• **AIM**
Write out, precisely and in full, each line of the material.

(Structured figure records)
+ + + + +

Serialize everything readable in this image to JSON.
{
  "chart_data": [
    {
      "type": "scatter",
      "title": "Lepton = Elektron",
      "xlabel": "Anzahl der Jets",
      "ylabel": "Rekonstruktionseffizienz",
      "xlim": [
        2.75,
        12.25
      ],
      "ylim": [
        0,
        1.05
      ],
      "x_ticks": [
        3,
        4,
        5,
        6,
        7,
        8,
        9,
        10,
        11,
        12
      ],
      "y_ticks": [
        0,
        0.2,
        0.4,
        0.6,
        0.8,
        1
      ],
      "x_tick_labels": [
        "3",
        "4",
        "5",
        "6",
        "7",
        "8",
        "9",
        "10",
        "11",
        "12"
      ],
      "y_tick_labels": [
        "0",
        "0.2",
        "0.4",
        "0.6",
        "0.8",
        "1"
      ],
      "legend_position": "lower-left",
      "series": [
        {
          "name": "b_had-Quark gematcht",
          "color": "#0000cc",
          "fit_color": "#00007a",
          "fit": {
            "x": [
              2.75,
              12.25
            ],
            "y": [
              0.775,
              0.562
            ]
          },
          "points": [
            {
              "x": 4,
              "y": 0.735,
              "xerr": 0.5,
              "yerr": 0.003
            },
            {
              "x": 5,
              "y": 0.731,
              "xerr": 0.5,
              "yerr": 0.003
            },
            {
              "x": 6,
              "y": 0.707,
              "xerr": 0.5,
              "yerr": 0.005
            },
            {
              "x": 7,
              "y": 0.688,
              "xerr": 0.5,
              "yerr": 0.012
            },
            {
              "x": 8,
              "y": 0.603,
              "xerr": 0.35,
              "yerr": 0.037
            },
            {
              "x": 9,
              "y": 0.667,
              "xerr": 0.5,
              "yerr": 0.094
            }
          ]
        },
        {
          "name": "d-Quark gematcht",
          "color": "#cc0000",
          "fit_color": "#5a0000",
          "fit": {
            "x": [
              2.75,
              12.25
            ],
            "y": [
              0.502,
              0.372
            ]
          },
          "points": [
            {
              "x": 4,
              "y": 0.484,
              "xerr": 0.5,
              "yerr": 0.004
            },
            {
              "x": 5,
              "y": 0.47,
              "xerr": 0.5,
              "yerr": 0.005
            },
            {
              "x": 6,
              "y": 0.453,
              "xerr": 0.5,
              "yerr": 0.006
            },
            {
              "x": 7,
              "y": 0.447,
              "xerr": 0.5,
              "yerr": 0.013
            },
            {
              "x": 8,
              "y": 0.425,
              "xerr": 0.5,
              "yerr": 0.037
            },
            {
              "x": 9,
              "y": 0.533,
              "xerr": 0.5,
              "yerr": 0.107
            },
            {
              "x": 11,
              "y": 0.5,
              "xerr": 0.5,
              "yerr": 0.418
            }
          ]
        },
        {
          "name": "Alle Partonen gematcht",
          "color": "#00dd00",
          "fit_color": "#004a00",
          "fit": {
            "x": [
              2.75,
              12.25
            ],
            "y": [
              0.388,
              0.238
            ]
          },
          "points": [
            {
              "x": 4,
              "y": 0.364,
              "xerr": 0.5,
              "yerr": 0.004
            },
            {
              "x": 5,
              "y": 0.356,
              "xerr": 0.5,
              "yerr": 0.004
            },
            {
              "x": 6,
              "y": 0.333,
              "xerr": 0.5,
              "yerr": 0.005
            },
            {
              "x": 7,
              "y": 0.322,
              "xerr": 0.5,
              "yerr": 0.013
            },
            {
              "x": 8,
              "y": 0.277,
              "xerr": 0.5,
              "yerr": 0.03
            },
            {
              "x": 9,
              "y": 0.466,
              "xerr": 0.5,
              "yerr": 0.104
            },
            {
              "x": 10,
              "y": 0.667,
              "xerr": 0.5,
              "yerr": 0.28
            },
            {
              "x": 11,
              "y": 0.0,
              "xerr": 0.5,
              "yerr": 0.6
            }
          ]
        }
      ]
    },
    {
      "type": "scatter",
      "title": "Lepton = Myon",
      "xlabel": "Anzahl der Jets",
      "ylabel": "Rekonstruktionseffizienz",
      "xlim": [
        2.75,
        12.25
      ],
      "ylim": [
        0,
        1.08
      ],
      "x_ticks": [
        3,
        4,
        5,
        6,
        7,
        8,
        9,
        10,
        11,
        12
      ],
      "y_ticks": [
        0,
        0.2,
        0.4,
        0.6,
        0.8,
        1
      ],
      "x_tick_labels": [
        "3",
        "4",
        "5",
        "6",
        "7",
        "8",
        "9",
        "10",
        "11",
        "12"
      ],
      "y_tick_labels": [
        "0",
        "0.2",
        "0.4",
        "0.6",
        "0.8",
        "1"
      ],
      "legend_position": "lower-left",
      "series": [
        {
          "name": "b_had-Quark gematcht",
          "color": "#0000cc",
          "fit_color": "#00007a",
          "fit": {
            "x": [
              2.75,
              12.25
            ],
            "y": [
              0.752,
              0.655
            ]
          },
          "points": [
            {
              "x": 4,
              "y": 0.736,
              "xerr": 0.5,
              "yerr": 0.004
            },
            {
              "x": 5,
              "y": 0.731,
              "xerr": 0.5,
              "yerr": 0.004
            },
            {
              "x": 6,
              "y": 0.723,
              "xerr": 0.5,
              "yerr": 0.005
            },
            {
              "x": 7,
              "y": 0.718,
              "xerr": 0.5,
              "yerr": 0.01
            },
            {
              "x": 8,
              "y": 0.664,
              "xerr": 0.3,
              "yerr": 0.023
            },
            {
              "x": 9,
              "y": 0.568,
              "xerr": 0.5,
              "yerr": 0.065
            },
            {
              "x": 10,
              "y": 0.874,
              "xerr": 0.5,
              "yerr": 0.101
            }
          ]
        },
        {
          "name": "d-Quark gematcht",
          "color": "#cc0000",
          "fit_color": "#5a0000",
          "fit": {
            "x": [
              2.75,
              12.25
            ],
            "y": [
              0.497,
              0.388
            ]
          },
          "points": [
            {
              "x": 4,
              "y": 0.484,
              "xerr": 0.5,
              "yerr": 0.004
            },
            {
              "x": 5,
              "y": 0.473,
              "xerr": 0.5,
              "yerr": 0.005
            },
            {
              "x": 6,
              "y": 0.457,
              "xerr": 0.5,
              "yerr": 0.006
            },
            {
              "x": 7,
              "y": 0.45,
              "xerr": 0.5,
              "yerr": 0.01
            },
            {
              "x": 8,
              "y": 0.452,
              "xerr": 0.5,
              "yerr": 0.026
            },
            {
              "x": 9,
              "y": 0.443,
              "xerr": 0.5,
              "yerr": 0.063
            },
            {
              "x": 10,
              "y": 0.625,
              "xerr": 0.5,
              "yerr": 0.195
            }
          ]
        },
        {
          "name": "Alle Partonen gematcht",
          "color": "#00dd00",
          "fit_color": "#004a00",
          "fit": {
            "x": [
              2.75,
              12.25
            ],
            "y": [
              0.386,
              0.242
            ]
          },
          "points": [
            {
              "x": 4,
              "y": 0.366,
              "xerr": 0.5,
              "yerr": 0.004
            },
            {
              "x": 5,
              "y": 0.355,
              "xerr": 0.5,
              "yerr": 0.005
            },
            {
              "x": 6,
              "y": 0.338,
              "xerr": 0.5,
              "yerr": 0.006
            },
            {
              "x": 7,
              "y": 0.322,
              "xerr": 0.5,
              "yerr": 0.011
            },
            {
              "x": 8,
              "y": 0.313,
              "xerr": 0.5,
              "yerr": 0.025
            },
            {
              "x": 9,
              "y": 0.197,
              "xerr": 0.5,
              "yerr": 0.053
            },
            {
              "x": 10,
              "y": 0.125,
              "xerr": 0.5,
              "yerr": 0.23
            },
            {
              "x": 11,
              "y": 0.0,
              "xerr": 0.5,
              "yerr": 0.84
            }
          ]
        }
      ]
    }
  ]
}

+ + + + +

• **CORRECT RESPONSE**
Serialize everything readable in this image to JSON.
{
  "chart_data": [
    {
      "type": "scatter",
      "title": "Lepton = Elektron",
      "xlabel": "Anzahl der Jets",
      "ylabel": "Rekonstruktionseffizienz",
      "xlim": [
        2.75,
        12.25
      ],
      "ylim": [
        0,
        1.05
      ],
      "x_ticks": [
        3,
        4,
        5,
        6,
        7,
        8,
        9,
        10,
        11,
        12
      ],
      "y_ticks": [
        0,
        0.2,
        0.4,
        0.6,
        0.8,
        1
      ],
      "x_tick_labels": [
        "3",
        "4",
        "5",
        "6",
        "7",
        "8",
        "9",
        "10",
        "11",
        "12"
      ],
      "y_tick_labels": [
        "0",
        "0.2",
        "0.4",
        "0.6",
        "0.8",
        "1"
      ],
      "legend_position": "lower-left",
      "series": [
        {
          "name": "b_had-Quark gematcht",
          "color": "#0000cc",
          "fit_color": "#00007a",
          "fit": {
            "x": [
              2.75,
              12.25
            ],
            "y": [
              0.775,
              0.562
            ]
          },
          "points": [
            {
              "x": 4,
              "y": 0.735,
              "xerr": 0.5,
              "yerr": 0.003
            },
            {
              "x": 5,
              "y": 0.731,
              "xerr": 0.5,
              "yerr": 0.003
            },
            {
              "x": 6,
              "y": 0.707,
              "xerr": 0.5,
              "yerr": 0.005
            },
            {
              "x": 7,
              "y": 0.688,
              "xerr": 0.5,
              "yerr": 0.012
            },
            {
              "x": 8,
              "y": 0.603,
              "xerr": 0.35,
              "yerr": 0.037
            },
            {
              "x": 9,
              "y": 0.667,
              "xerr": 0.5,
              "yerr": 0.094
            }
          ]
        },
        {
          "name": "d-Quark gematcht",
          "color": "#cc0000",
          "fit_color": "#5a0000",
          "fit": {
            "x": [
              2.75,
              12.25
            ],
            "y": [
              0.502,
              0.372
            ]
          },
          "points": [
            {
              "x": 4,
              "y": 0.484,
              "xerr": 0.5,
              "yerr": 0.004
            },
            {
              "x": 5,
              "y": 0.47,
              "xerr": 0.5,
              "yerr": 0.005
            },
            {
              "x": 6,
              "y": 0.453,
              "xerr": 0.5,
              "yerr": 0.006
            },
            {
              "x": 7,
              "y": 0.447,
              "xerr": 0.5,
              "yerr": 0.013
            },
            {
              "x": 8,
              "y": 0.425,
              "xerr": 0.5,
              "yerr": 0.037
            },
            {
              "x": 9,
              "y": 0.533,
              "xerr": 0.5,
              "yerr": 0.107
            },
            {
              "x": 11,
              "y": 0.5,
              "xerr": 0.5,
              "yerr": 0.418
            }
          ]
        },
        {
          "name": "Alle Partonen gematcht",
          "color": "#00dd00",
          "fit_color": "#004a00",
          "fit": {
            "x": [
              2.75,
              12.25
            ],
            "y": [
              0.388,
              0.238
            ]
          },
          "points": [
            {
              "x": 4,
              "y": 0.364,
              "xerr": 0.5,
              "yerr": 0.004
            },
            {
              "x": 5,
              "y": 0.356,
              "xerr": 0.5,
              "yerr": 0.004
            },
            {
              "x": 6,
              "y": 0.333,
              "xerr": 0.5,
              "yerr": 0.005
            },
            {
              "x": 7,
              "y": 0.322,
              "xerr": 0.5,
              "yerr": 0.013
            },
            {
              "x": 8,
              "y": 0.277,
              "xerr": 0.5,
              "yerr": 0.03
            },
            {
              "x": 9,
              "y": 0.466,
              "xerr": 0.5,
              "yerr": 0.104
            },
            {
              "x": 10,
              "y": 0.667,
              "xerr": 0.5,
              "yerr": 0.28
            },
            {
              "x": 11,
              "y": 0.0,
              "xerr": 0.5,
              "yerr": 0.6
            }
          ]
        }
      ]
    },
    {
      "type": "scatter",
      "title": "Lepton = Myon",
      "xlabel": "Anzahl der Jets",
      "ylabel": "Rekonstruktionseffizienz",
      "xlim": [
        2.75,
        12.25
      ],
      "ylim": [
        0,
        1.08
      ],
      "x_ticks": [
        3,
        4,
        5,
        6,
        7,
        8,
        9,
        10,
        11,
        12
      ],
      "y_ticks": [
        0,
        0.2,
        0.4,
        0.6,
        0.8,
        1
      ],
      "x_tick_labels": [
        "3",
        "4",
        "5",
        "6",
        "7",
        "8",
        "9",
        "10",
        "11",
        "12"
      ],
      "y_tick_labels": [
        "0",
        "0.2",
        "0.4",
        "0.6",
        "0.8",
        "1"
      ],
      "legend_position": "lower-left",
      "series": [
        {
          "name": "b_had-Quark gematcht",
          "color": "#0000cc",
          "fit_color": "#00007a",
          "fit": {
            "x": [
              2.75,
              12.25
            ],
            "y": [
              0.752,
              0.655
            ]
          },
          "points": [
            {
              "x": 4,
              "y": 0.736,
              "xerr": 0.5,
              "yerr": 0.004
            },
            {
              "x": 5,
              "y": 0.731,
              "xerr": 0.5,
              "yerr": 0.004
            },
            {
              "x": 6,
              "y": 0.723,
              "xerr": 0.5,
              "yerr": 0.005
            },
            {
              "x": 7,
              "y": 0.718,
              "xerr": 0.5,
              "yerr": 0.01
            },
            {
              "x": 8,
              "y": 0.664,
              "xerr": 0.3,
              "yerr": 0.023
            },
            {
              "x": 9,
              "y": 0.568,
              "xerr": 0.5,
              "yerr": 0.065
            },
            {
              "x": 10,
              "y": 0.874,
              "xerr": 0.5,
              "yerr": 0.101
            }
          ]
        },
        {
          "name": "d-Quark gematcht",
          "color": "#cc0000",
          "fit_color": "#5a0000",
          "fit": {
            "x": [
              2.75,
              12.25
            ],
            "y": [
              0.497,
              0.388
            ]
          },
          "points": [
            {
              "x": 4,
              "y": 0.484,
              "xerr": 0.5,
              "yerr": 0.004
            },
            {
              "x": 5,
              "y": 0.473,
              "xerr": 0.5,
              "yerr": 0.005
            },
            {
              "x": 6,
              "y": 0.457,
              "xerr": 0.5,
              "yerr": 0.006
            },
            {
              "x": 7,
              "y": 0.45,
              "xerr": 0.5,
              "yerr": 0.01
            },
            {
              "x": 8,
              "y": 0.452,
              "xerr": 0.5,
              "yerr": 0.026
            },
            {
              "x": 9,
              "y": 0.443,
              "xerr": 0.5,
              "yerr": 0.063
            },
            {
              "x": 10,
              "y": 0.625,
              "xerr": 0.5,
              "yerr": 0.195
            }
          ]
        },
        {
          "name": "Alle Partonen gematcht",
          "color": "#00dd00",
          "fit_color": "#004a00",
          "fit": {
            "x": [
              2.75,
              12.25
            ],
            "y": [
              0.386,
              0.242
            ]
          },
          "points": [
            {
              "x": 4,
              "y": 0.366,
              "xerr": 0.5,
              "yerr": 0.004
            },
            {
              "x": 5,
              "y": 0.355,
              "xerr": 0.5,
              "yerr": 0.005
            },
            {
              "x": 6,
              "y": 0.338,
              "xerr": 0.5,
              "yerr": 0.006
            },
            {
              "x": 7,
              "y": 0.322,
              "xerr": 0.5,
              "yerr": 0.011
            },
            {
              "x": 8,
              "y": 0.313,
              "xerr": 0.5,
              "yerr": 0.025
            },
            {
              "x": 9,
              "y": 0.197,
              "xerr": 0.5,
              "yerr": 0.053
            },
            {
              "x": 10,
              "y": 0.125,
              "xerr": 0.5,
              "yerr": 0.23
            },
            {
              "x": 11,
              "y": 0.0,
              "xerr": 0.5,
              "yerr": 0.84
            }
          ]
        }
      ]
    }
  ]
}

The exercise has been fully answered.